● PROBLEM DESCRIPTION
What follows is a set of entries. Give them again exactly, without the pictures.
-- RAW RECORDS start --
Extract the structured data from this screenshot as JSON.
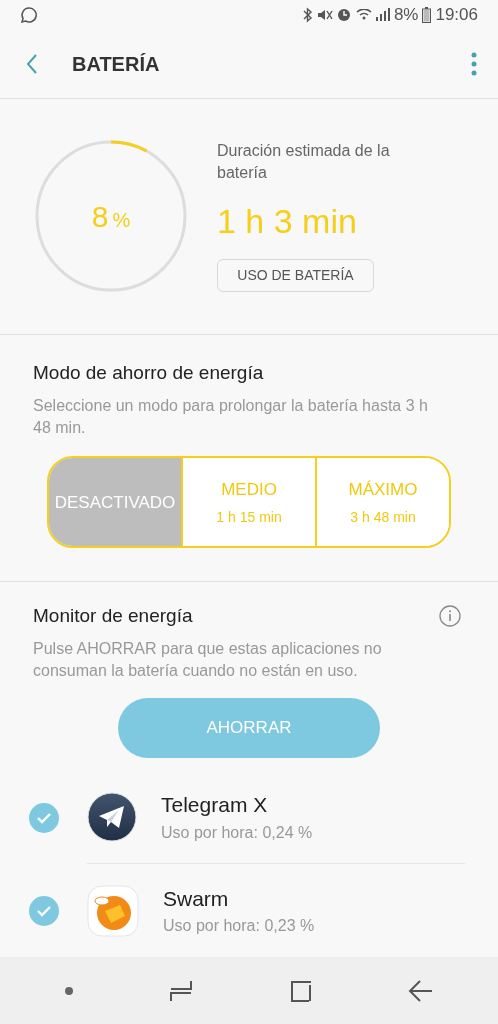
{
  "status_bar": {
    "battery_text": "8%",
    "time": "19:06"
  },
  "toolbar": {
    "title": "BATERÍA"
  },
  "battery": {
    "level": 0.08,
    "percent": "8",
    "percent_sign": "%",
    "estimate_label": "Duración estimada de la batería",
    "estimate": "1 h 3 min",
    "usage_button": "USO DE BATERÍA"
  },
  "power_saving": {
    "title": "Modo de ahorro de energía",
    "description": "Seleccione un modo para prolongar la batería hasta 3 h 48 min.",
    "modes": [
      {
        "label": "DESACTIVADO",
        "selected": true
      },
      {
        "label": "MEDIO",
        "time": "1 h 15 min",
        "selected": false
      },
      {
        "label": "MÁXIMO",
        "time": "3 h 48 min",
        "selected": false
      }
    ]
  },
  "monitor": {
    "title": "Monitor de energía",
    "description": "Pulse AHORRAR para que estas aplicaciones no consuman la batería cuando no están en uso.",
    "save_button": "AHORRAR",
    "apps": [
      {
        "kind": "telegram",
        "name": "Telegram X",
        "usage": "Uso por hora: 0,24 %",
        "checked": true
      },
      {
        "kind": "swarm",
        "name": "Swarm",
        "usage": "Uso por hora: 0,23 %",
        "checked": true
      }
    ]
  }
}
-- RAW RECORDS end --
● TASK RESULT
Extract the structured data from this screenshot as JSON.
{
  "status_bar": {
    "battery_text": "8%",
    "time": "19:06"
  },
  "toolbar": {
    "title": "BATERÍA"
  },
  "battery": {
    "level": 0.08,
    "percent": "8",
    "percent_sign": "%",
    "estimate_label": "Duración estimada de la batería",
    "estimate": "1 h 3 min",
    "usage_button": "USO DE BATERÍA"
  },
  "power_saving": {
    "title": "Modo de ahorro de energía",
    "description": "Seleccione un modo para prolongar la batería hasta 3 h 48 min.",
    "modes": [
      {
        "label": "DESACTIVADO",
        "selected": true
      },
      {
        "label": "MEDIO",
        "time": "1 h 15 min",
        "selected": false
      },
      {
        "label": "MÁXIMO",
        "time": "3 h 48 min",
        "selected": false
      }
    ]
  },
  "monitor": {
    "title": "Monitor de energía",
    "description": "Pulse AHORRAR para que estas aplicaciones no consuman la batería cuando no están en uso.",
    "save_button": "AHORRAR",
    "apps": [
      {
        "kind": "telegram",
        "name": "Telegram X",
        "usage": "Uso por hora: 0,24 %",
        "checked": true
      },
      {
        "kind": "swarm",
        "name": "Swarm",
        "usage": "Uso por hora: 0,23 %",
        "checked": true
      }
    ]
  }
}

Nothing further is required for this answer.